### GIVEN PROBLEM
Reproduce every one of the lines below character for character, but leave the picture out of your copy.

### RECORDS FOR THE TASK
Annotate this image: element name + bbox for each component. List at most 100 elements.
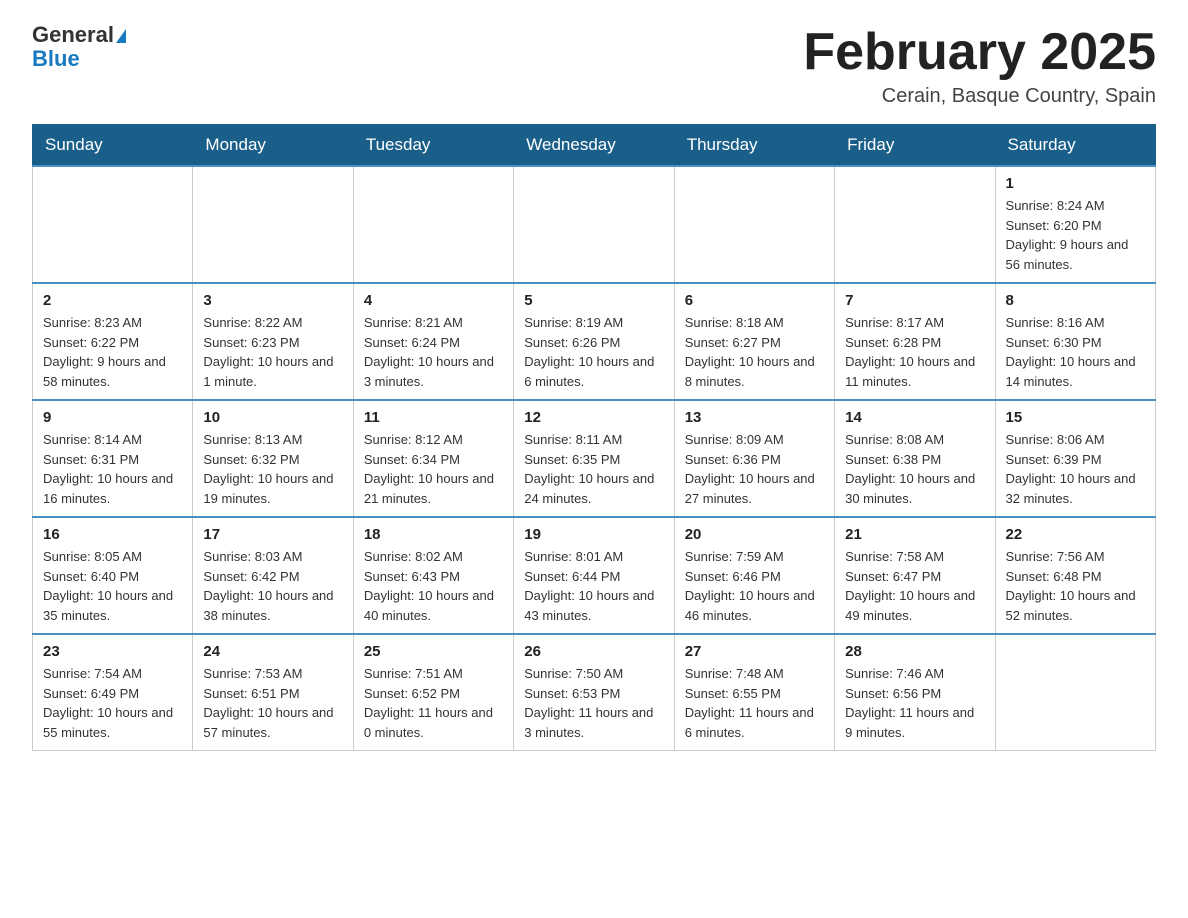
day-info: Sunrise: 8:06 AM Sunset: 6:39 PM Dayligh… [1006,430,1145,508]
day-number: 23 [43,643,182,660]
day-number: 3 [203,292,342,309]
day-info: Sunrise: 8:09 AM Sunset: 6:36 PM Dayligh… [685,430,824,508]
day-number: 9 [43,409,182,426]
page-header: General Blue February 2025 Cerain, Basqu… [32,24,1156,108]
day-number: 11 [364,409,503,426]
day-info: Sunrise: 8:01 AM Sunset: 6:44 PM Dayligh… [524,547,663,625]
day-number: 2 [43,292,182,309]
day-number: 1 [1006,175,1145,192]
day-number: 17 [203,526,342,543]
day-number: 6 [685,292,824,309]
day-number: 18 [364,526,503,543]
day-info: Sunrise: 7:54 AM Sunset: 6:49 PM Dayligh… [43,664,182,742]
day-cell: 1 Sunrise: 8:24 AM Sunset: 6:20 PM Daylig… [995,166,1155,283]
day-cell: 5 Sunrise: 8:19 AM Sunset: 6:26 PM Daylig… [514,283,674,400]
weekday-header-sunday: Sunday [33,125,193,167]
day-cell [33,166,193,283]
location-text: Cerain, Basque Country, Spain [803,85,1156,108]
month-title: February 2025 [803,24,1156,81]
day-cell: 10 Sunrise: 8:13 AM Sunset: 6:32 PM Dayli… [193,400,353,517]
day-number: 19 [524,526,663,543]
day-number: 13 [685,409,824,426]
day-number: 16 [43,526,182,543]
day-info: Sunrise: 7:51 AM Sunset: 6:52 PM Dayligh… [364,664,503,742]
day-cell: 25 Sunrise: 7:51 AM Sunset: 6:52 PM Dayli… [353,634,513,751]
day-cell: 27Sunrise: 7:48 AM Sunset: 6:55 PM Dayli… [674,634,834,751]
day-cell [353,166,513,283]
day-info: Sunrise: 8:11 AM Sunset: 6:35 PM Dayligh… [524,430,663,508]
title-block: February 2025 Cerain, Basque Country, Sp… [803,24,1156,108]
day-number: 28 [845,643,984,660]
day-cell: 17 Sunrise: 8:03 AM Sunset: 6:42 PM Dayli… [193,517,353,634]
day-info: Sunrise: 8:03 AM Sunset: 6:42 PM Dayligh… [203,547,342,625]
day-number: 26 [524,643,663,660]
day-cell: 28 Sunrise: 7:46 AM Sunset: 6:56 PM Dayli… [835,634,995,751]
day-info: Sunrise: 8:12 AM Sunset: 6:34 PM Dayligh… [364,430,503,508]
weekday-header-wednesday: Wednesday [514,125,674,167]
weekday-header-thursday: Thursday [674,125,834,167]
day-cell: 22Sunrise: 7:56 AM Sunset: 6:48 PM Dayli… [995,517,1155,634]
day-number: 10 [203,409,342,426]
day-info: Sunrise: 8:22 AM Sunset: 6:23 PM Dayligh… [203,313,342,391]
calendar-table: SundayMondayTuesdayWednesdayThursdayFrid… [32,124,1156,751]
day-info: Sunrise: 7:59 AM Sunset: 6:46 PM Dayligh… [685,547,824,625]
day-info: Sunrise: 8:19 AM Sunset: 6:26 PM Dayligh… [524,313,663,391]
day-cell: 15 Sunrise: 8:06 AM Sunset: 6:39 PM Dayli… [995,400,1155,517]
day-cell [514,166,674,283]
day-info: Sunrise: 7:56 AM Sunset: 6:48 PM Dayligh… [1006,547,1145,625]
day-info: Sunrise: 8:16 AM Sunset: 6:30 PM Dayligh… [1006,313,1145,391]
day-cell: 8 Sunrise: 8:16 AM Sunset: 6:30 PM Daylig… [995,283,1155,400]
day-cell: 23 Sunrise: 7:54 AM Sunset: 6:49 PM Dayli… [33,634,193,751]
day-cell: 21 Sunrise: 7:58 AM Sunset: 6:47 PM Dayli… [835,517,995,634]
week-row-2: 2Sunrise: 8:23 AM Sunset: 6:22 PM Daylig… [33,283,1156,400]
day-info: Sunrise: 8:13 AM Sunset: 6:32 PM Dayligh… [203,430,342,508]
day-cell: 4 Sunrise: 8:21 AM Sunset: 6:24 PM Daylig… [353,283,513,400]
day-cell [674,166,834,283]
day-info: Sunrise: 8:05 AM Sunset: 6:40 PM Dayligh… [43,547,182,625]
day-cell: 14 Sunrise: 8:08 AM Sunset: 6:38 PM Dayli… [835,400,995,517]
day-info: Sunrise: 7:58 AM Sunset: 6:47 PM Dayligh… [845,547,984,625]
day-info: Sunrise: 7:46 AM Sunset: 6:56 PM Dayligh… [845,664,984,742]
week-row-3: 9 Sunrise: 8:14 AM Sunset: 6:31 PM Daylig… [33,400,1156,517]
logo: General Blue [32,24,126,72]
week-row-4: 16 Sunrise: 8:05 AM Sunset: 6:40 PM Dayli… [33,517,1156,634]
logo-blue-text: Blue [32,46,80,72]
day-cell: 20 Sunrise: 7:59 AM Sunset: 6:46 PM Dayli… [674,517,834,634]
day-number: 5 [524,292,663,309]
day-number: 8 [1006,292,1145,309]
day-cell [835,166,995,283]
day-info: Sunrise: 8:21 AM Sunset: 6:24 PM Dayligh… [364,313,503,391]
day-cell [995,634,1155,751]
day-info: Sunrise: 8:14 AM Sunset: 6:31 PM Dayligh… [43,430,182,508]
day-info: Sunrise: 8:02 AM Sunset: 6:43 PM Dayligh… [364,547,503,625]
day-info: Sunrise: 8:18 AM Sunset: 6:27 PM Dayligh… [685,313,824,391]
day-info: Sunrise: 8:24 AM Sunset: 6:20 PM Dayligh… [1006,196,1145,274]
week-row-1: 1 Sunrise: 8:24 AM Sunset: 6:20 PM Daylig… [33,166,1156,283]
weekday-header-row: SundayMondayTuesdayWednesdayThursdayFrid… [33,125,1156,167]
day-cell: 16 Sunrise: 8:05 AM Sunset: 6:40 PM Dayli… [33,517,193,634]
day-info: Sunrise: 7:48 AM Sunset: 6:55 PM Dayligh… [685,664,824,742]
day-cell [193,166,353,283]
day-number: 7 [845,292,984,309]
day-cell: 6 Sunrise: 8:18 AM Sunset: 6:27 PM Daylig… [674,283,834,400]
day-cell: 11 Sunrise: 8:12 AM Sunset: 6:34 PM Dayli… [353,400,513,517]
day-cell: 19 Sunrise: 8:01 AM Sunset: 6:44 PM Dayli… [514,517,674,634]
day-number: 15 [1006,409,1145,426]
day-cell: 26 Sunrise: 7:50 AM Sunset: 6:53 PM Dayli… [514,634,674,751]
day-number: 4 [364,292,503,309]
logo-general-text: General [32,24,126,46]
day-number: 25 [364,643,503,660]
weekday-header-saturday: Saturday [995,125,1155,167]
day-number: 14 [845,409,984,426]
day-number: 21 [845,526,984,543]
day-number: 20 [685,526,824,543]
day-info: Sunrise: 7:50 AM Sunset: 6:53 PM Dayligh… [524,664,663,742]
day-cell: 7Sunrise: 8:17 AM Sunset: 6:28 PM Daylig… [835,283,995,400]
day-cell: 13 Sunrise: 8:09 AM Sunset: 6:36 PM Dayli… [674,400,834,517]
logo-triangle-icon [116,29,126,43]
weekday-header-friday: Friday [835,125,995,167]
day-info: Sunrise: 8:08 AM Sunset: 6:38 PM Dayligh… [845,430,984,508]
day-cell: 2Sunrise: 8:23 AM Sunset: 6:22 PM Daylig… [33,283,193,400]
day-cell: 24Sunrise: 7:53 AM Sunset: 6:51 PM Dayli… [193,634,353,751]
week-row-5: 23 Sunrise: 7:54 AM Sunset: 6:49 PM Dayli… [33,634,1156,751]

### SOLUTION TO THIS PROBLEM
Annotate this image: element name + bbox for each component. List at most 100 elements.
day-info: Sunrise: 8:06 AM Sunset: 6:39 PM Dayligh… [1006,430,1145,508]
day-number: 23 [43,643,182,660]
day-number: 3 [203,292,342,309]
day-info: Sunrise: 8:09 AM Sunset: 6:36 PM Dayligh… [685,430,824,508]
day-number: 9 [43,409,182,426]
page-header: General Blue February 2025 Cerain, Basqu… [32,24,1156,108]
day-number: 11 [364,409,503,426]
day-info: Sunrise: 8:01 AM Sunset: 6:44 PM Dayligh… [524,547,663,625]
day-number: 2 [43,292,182,309]
day-number: 1 [1006,175,1145,192]
day-number: 17 [203,526,342,543]
day-number: 6 [685,292,824,309]
day-number: 18 [364,526,503,543]
day-info: Sunrise: 7:54 AM Sunset: 6:49 PM Dayligh… [43,664,182,742]
day-cell: 1 Sunrise: 8:24 AM Sunset: 6:20 PM Daylig… [995,166,1155,283]
day-cell: 5 Sunrise: 8:19 AM Sunset: 6:26 PM Daylig… [514,283,674,400]
weekday-header-sunday: Sunday [33,125,193,167]
day-cell [33,166,193,283]
location-text: Cerain, Basque Country, Spain [803,85,1156,108]
month-title: February 2025 [803,24,1156,81]
day-cell: 10 Sunrise: 8:13 AM Sunset: 6:32 PM Dayli… [193,400,353,517]
day-number: 19 [524,526,663,543]
day-number: 13 [685,409,824,426]
day-number: 16 [43,526,182,543]
day-info: Sunrise: 7:51 AM Sunset: 6:52 PM Dayligh… [364,664,503,742]
day-cell: 25 Sunrise: 7:51 AM Sunset: 6:52 PM Dayli… [353,634,513,751]
day-cell: 27Sunrise: 7:48 AM Sunset: 6:55 PM Dayli… [674,634,834,751]
day-cell [353,166,513,283]
day-info: Sunrise: 8:11 AM Sunset: 6:35 PM Dayligh… [524,430,663,508]
title-block: February 2025 Cerain, Basque Country, Sp… [803,24,1156,108]
day-number: 28 [845,643,984,660]
day-cell: 17 Sunrise: 8:03 AM Sunset: 6:42 PM Dayli… [193,517,353,634]
day-info: Sunrise: 8:03 AM Sunset: 6:42 PM Dayligh… [203,547,342,625]
day-number: 26 [524,643,663,660]
day-cell: 28 Sunrise: 7:46 AM Sunset: 6:56 PM Dayli… [835,634,995,751]
day-info: Sunrise: 8:12 AM Sunset: 6:34 PM Dayligh… [364,430,503,508]
weekday-header-wednesday: Wednesday [514,125,674,167]
weekday-header-thursday: Thursday [674,125,834,167]
day-cell: 22Sunrise: 7:56 AM Sunset: 6:48 PM Dayli… [995,517,1155,634]
day-number: 10 [203,409,342,426]
day-info: Sunrise: 8:22 AM Sunset: 6:23 PM Dayligh… [203,313,342,391]
calendar-table: SundayMondayTuesdayWednesdayThursdayFrid… [32,124,1156,751]
day-info: Sunrise: 7:59 AM Sunset: 6:46 PM Dayligh… [685,547,824,625]
day-info: Sunrise: 8:19 AM Sunset: 6:26 PM Dayligh… [524,313,663,391]
day-cell: 15 Sunrise: 8:06 AM Sunset: 6:39 PM Dayli… [995,400,1155,517]
day-cell [514,166,674,283]
day-info: Sunrise: 7:56 AM Sunset: 6:48 PM Dayligh… [1006,547,1145,625]
day-info: Sunrise: 8:16 AM Sunset: 6:30 PM Dayligh… [1006,313,1145,391]
day-cell: 8 Sunrise: 8:16 AM Sunset: 6:30 PM Daylig… [995,283,1155,400]
day-cell: 23 Sunrise: 7:54 AM Sunset: 6:49 PM Dayli… [33,634,193,751]
day-cell: 21 Sunrise: 7:58 AM Sunset: 6:47 PM Dayli… [835,517,995,634]
week-row-2: 2Sunrise: 8:23 AM Sunset: 6:22 PM Daylig… [33,283,1156,400]
day-info: Sunrise: 8:13 AM Sunset: 6:32 PM Dayligh… [203,430,342,508]
day-cell: 4 Sunrise: 8:21 AM Sunset: 6:24 PM Daylig… [353,283,513,400]
day-cell [674,166,834,283]
day-info: Sunrise: 8:05 AM Sunset: 6:40 PM Dayligh… [43,547,182,625]
day-cell: 14 Sunrise: 8:08 AM Sunset: 6:38 PM Dayli… [835,400,995,517]
day-info: Sunrise: 7:58 AM Sunset: 6:47 PM Dayligh… [845,547,984,625]
day-info: Sunrise: 7:46 AM Sunset: 6:56 PM Dayligh… [845,664,984,742]
week-row-3: 9 Sunrise: 8:14 AM Sunset: 6:31 PM Daylig… [33,400,1156,517]
logo: General Blue [32,24,126,72]
week-row-4: 16 Sunrise: 8:05 AM Sunset: 6:40 PM Dayli… [33,517,1156,634]
logo-blue-text: Blue [32,46,80,72]
day-cell: 20 Sunrise: 7:59 AM Sunset: 6:46 PM Dayli… [674,517,834,634]
day-number: 5 [524,292,663,309]
day-number: 8 [1006,292,1145,309]
day-cell [835,166,995,283]
day-info: Sunrise: 8:21 AM Sunset: 6:24 PM Dayligh… [364,313,503,391]
day-cell [995,634,1155,751]
day-info: Sunrise: 8:14 AM Sunset: 6:31 PM Dayligh… [43,430,182,508]
day-info: Sunrise: 8:02 AM Sunset: 6:43 PM Dayligh… [364,547,503,625]
day-info: Sunrise: 8:18 AM Sunset: 6:27 PM Dayligh… [685,313,824,391]
day-info: Sunrise: 8:24 AM Sunset: 6:20 PM Dayligh… [1006,196,1145,274]
week-row-1: 1 Sunrise: 8:24 AM Sunset: 6:20 PM Daylig… [33,166,1156,283]
weekday-header-row: SundayMondayTuesdayWednesdayThursdayFrid… [33,125,1156,167]
day-cell: 16 Sunrise: 8:05 AM Sunset: 6:40 PM Dayli… [33,517,193,634]
day-info: Sunrise: 7:48 AM Sunset: 6:55 PM Dayligh… [685,664,824,742]
day-cell [193,166,353,283]
day-number: 7 [845,292,984,309]
day-cell: 6 Sunrise: 8:18 AM Sunset: 6:27 PM Daylig… [674,283,834,400]
day-cell: 11 Sunrise: 8:12 AM Sunset: 6:34 PM Dayli… [353,400,513,517]
day-cell: 19 Sunrise: 8:01 AM Sunset: 6:44 PM Dayli… [514,517,674,634]
day-number: 15 [1006,409,1145,426]
day-cell: 26 Sunrise: 7:50 AM Sunset: 6:53 PM Dayli… [514,634,674,751]
day-number: 4 [364,292,503,309]
logo-general-text: General [32,24,126,46]
day-number: 25 [364,643,503,660]
weekday-header-saturday: Saturday [995,125,1155,167]
day-number: 14 [845,409,984,426]
day-number: 21 [845,526,984,543]
day-number: 20 [685,526,824,543]
day-info: Sunrise: 7:50 AM Sunset: 6:53 PM Dayligh… [524,664,663,742]
day-cell: 7Sunrise: 8:17 AM Sunset: 6:28 PM Daylig… [835,283,995,400]
day-cell: 13 Sunrise: 8:09 AM Sunset: 6:36 PM Dayli… [674,400,834,517]
logo-triangle-icon [116,29,126,43]
weekday-header-friday: Friday [835,125,995,167]
day-info: Sunrise: 8:08 AM Sunset: 6:38 PM Dayligh… [845,430,984,508]
day-cell: 2Sunrise: 8:23 AM Sunset: 6:22 PM Daylig… [33,283,193,400]
day-cell: 24Sunrise: 7:53 AM Sunset: 6:51 PM Dayli… [193,634,353,751]
week-row-5: 23 Sunrise: 7:54 AM Sunset: 6:49 PM Dayli… [33,634,1156,751]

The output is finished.